■ **Do this**: Copy out each line exactly as it appears.

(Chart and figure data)
⟨

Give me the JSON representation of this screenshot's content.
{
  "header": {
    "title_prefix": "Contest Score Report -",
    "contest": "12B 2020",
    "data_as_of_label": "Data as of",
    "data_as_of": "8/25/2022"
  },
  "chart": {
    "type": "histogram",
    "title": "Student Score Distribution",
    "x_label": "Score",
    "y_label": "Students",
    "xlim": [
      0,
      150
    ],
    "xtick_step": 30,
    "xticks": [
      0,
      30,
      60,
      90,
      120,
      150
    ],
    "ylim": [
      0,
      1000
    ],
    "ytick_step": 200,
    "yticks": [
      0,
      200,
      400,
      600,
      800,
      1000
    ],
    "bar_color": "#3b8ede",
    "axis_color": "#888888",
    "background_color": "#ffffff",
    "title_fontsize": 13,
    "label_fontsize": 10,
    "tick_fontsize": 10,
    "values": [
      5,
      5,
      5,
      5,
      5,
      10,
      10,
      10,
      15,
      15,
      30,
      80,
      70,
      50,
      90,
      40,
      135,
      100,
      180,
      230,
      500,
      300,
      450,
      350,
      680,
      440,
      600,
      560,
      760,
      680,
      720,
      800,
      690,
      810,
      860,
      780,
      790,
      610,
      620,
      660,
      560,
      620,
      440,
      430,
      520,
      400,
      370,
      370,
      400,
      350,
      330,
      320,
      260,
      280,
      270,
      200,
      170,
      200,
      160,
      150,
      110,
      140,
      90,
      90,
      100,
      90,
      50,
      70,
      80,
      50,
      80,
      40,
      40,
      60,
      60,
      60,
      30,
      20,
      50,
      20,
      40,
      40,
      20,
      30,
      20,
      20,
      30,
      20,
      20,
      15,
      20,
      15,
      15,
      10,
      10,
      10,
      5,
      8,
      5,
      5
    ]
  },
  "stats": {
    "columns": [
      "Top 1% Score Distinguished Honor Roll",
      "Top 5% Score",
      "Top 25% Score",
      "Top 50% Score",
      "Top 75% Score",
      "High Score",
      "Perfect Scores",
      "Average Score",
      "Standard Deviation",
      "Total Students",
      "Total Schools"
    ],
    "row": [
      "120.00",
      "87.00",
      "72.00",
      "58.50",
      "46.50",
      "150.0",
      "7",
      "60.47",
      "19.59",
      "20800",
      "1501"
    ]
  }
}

⟩

■ **Task answer**:
Give me the JSON representation of this screenshot's content.
{
  "header": {
    "title_prefix": "Contest Score Report -",
    "contest": "12B 2020",
    "data_as_of_label": "Data as of",
    "data_as_of": "8/25/2022"
  },
  "chart": {
    "type": "histogram",
    "title": "Student Score Distribution",
    "x_label": "Score",
    "y_label": "Students",
    "xlim": [
      0,
      150
    ],
    "xtick_step": 30,
    "xticks": [
      0,
      30,
      60,
      90,
      120,
      150
    ],
    "ylim": [
      0,
      1000
    ],
    "ytick_step": 200,
    "yticks": [
      0,
      200,
      400,
      600,
      800,
      1000
    ],
    "bar_color": "#3b8ede",
    "axis_color": "#888888",
    "background_color": "#ffffff",
    "title_fontsize": 13,
    "label_fontsize": 10,
    "tick_fontsize": 10,
    "values": [
      5,
      5,
      5,
      5,
      5,
      10,
      10,
      10,
      15,
      15,
      30,
      80,
      70,
      50,
      90,
      40,
      135,
      100,
      180,
      230,
      500,
      300,
      450,
      350,
      680,
      440,
      600,
      560,
      760,
      680,
      720,
      800,
      690,
      810,
      860,
      780,
      790,
      610,
      620,
      660,
      560,
      620,
      440,
      430,
      520,
      400,
      370,
      370,
      400,
      350,
      330,
      320,
      260,
      280,
      270,
      200,
      170,
      200,
      160,
      150,
      110,
      140,
      90,
      90,
      100,
      90,
      50,
      70,
      80,
      50,
      80,
      40,
      40,
      60,
      60,
      60,
      30,
      20,
      50,
      20,
      40,
      40,
      20,
      30,
      20,
      20,
      30,
      20,
      20,
      15,
      20,
      15,
      15,
      10,
      10,
      10,
      5,
      8,
      5,
      5
    ]
  },
  "stats": {
    "columns": [
      "Top 1% Score Distinguished Honor Roll",
      "Top 5% Score",
      "Top 25% Score",
      "Top 50% Score",
      "Top 75% Score",
      "High Score",
      "Perfect Scores",
      "Average Score",
      "Standard Deviation",
      "Total Students",
      "Total Schools"
    ],
    "row": [
      "120.00",
      "87.00",
      "72.00",
      "58.50",
      "46.50",
      "150.0",
      "7",
      "60.47",
      "19.59",
      "20800",
      "1501"
    ]
  }
}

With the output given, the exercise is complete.